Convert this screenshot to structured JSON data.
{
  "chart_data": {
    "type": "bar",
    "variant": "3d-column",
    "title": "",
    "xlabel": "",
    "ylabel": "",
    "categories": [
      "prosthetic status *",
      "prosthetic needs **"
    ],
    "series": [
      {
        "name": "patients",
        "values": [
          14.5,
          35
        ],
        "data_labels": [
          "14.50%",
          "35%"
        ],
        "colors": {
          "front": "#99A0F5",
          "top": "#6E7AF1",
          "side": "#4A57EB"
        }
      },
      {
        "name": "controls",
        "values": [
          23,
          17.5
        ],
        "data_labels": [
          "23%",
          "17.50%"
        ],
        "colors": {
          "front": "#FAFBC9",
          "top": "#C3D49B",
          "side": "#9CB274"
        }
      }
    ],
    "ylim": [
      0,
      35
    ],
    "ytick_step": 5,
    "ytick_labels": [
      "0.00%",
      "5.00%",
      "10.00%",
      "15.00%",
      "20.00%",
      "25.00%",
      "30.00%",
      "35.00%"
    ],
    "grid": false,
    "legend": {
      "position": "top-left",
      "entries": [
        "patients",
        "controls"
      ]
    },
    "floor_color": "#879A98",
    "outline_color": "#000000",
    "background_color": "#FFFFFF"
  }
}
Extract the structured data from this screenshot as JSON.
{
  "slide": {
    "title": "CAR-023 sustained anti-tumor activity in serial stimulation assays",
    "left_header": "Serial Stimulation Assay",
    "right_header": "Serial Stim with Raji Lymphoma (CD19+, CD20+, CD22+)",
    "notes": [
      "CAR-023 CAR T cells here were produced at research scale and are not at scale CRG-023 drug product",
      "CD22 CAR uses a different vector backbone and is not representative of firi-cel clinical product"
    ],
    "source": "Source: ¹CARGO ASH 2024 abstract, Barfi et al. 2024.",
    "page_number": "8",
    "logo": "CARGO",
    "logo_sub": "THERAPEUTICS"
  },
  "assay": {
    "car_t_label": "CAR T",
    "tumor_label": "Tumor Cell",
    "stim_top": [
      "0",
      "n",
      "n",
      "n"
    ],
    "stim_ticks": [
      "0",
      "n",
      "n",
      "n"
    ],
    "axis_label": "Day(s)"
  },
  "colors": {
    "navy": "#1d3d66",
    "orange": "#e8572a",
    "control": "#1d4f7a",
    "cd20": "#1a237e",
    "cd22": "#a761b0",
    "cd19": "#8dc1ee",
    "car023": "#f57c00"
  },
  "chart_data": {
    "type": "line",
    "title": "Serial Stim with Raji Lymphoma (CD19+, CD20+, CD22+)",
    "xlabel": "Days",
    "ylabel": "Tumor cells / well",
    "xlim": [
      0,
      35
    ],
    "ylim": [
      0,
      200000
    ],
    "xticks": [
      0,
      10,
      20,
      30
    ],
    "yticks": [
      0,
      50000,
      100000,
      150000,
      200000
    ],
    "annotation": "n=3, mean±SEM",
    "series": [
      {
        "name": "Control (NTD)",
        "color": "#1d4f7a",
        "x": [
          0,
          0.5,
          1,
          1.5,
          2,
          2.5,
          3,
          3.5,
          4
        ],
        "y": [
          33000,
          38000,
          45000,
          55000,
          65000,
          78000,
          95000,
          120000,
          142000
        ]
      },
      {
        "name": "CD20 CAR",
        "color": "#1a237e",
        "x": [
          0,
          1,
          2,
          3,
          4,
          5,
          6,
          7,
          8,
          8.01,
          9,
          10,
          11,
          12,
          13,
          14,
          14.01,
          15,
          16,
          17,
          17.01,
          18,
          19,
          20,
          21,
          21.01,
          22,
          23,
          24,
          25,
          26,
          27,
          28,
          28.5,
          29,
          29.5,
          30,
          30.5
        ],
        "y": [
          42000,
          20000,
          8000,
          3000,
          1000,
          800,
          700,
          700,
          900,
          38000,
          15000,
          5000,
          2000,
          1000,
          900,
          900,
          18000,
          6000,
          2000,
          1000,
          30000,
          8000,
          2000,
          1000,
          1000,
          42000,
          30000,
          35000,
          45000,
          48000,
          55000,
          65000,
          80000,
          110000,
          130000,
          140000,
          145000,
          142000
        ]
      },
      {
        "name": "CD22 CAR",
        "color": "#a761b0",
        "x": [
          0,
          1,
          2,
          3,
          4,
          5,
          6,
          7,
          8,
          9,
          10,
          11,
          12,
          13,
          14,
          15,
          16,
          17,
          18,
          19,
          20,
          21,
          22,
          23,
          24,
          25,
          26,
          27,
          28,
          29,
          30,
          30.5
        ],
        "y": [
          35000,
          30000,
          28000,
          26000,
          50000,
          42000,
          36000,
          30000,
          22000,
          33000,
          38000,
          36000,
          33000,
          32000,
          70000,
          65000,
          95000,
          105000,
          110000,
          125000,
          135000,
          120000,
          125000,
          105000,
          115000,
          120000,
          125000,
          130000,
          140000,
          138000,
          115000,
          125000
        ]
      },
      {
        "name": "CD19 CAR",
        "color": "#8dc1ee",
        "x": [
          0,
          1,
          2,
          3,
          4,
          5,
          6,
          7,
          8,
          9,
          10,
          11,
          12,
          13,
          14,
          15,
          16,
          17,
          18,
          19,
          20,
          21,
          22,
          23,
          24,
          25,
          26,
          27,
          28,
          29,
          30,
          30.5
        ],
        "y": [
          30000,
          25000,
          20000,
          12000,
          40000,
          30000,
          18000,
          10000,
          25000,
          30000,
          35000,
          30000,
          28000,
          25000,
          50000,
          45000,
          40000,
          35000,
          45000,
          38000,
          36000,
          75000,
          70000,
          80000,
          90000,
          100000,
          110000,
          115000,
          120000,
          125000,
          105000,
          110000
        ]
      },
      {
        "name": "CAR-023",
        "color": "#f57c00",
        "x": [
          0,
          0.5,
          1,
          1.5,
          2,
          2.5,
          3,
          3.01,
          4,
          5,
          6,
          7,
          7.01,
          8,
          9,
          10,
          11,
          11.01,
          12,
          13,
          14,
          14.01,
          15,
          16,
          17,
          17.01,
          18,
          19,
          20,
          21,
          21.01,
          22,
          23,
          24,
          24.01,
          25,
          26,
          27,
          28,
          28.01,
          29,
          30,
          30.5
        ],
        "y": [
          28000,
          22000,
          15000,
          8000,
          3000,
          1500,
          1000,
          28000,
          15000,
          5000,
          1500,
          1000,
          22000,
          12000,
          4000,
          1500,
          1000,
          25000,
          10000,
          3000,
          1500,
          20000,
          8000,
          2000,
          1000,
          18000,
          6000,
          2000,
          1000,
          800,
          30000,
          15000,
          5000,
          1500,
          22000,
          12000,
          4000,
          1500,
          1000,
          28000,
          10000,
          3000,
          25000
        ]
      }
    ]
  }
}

== YOUR TASK ==
Your answer should consist of the lines above that hold the word "this".

== EXERCISE ANSWER ==
Convert this screenshot to structured JSON data.
Extract the structured data from this screenshot as JSON.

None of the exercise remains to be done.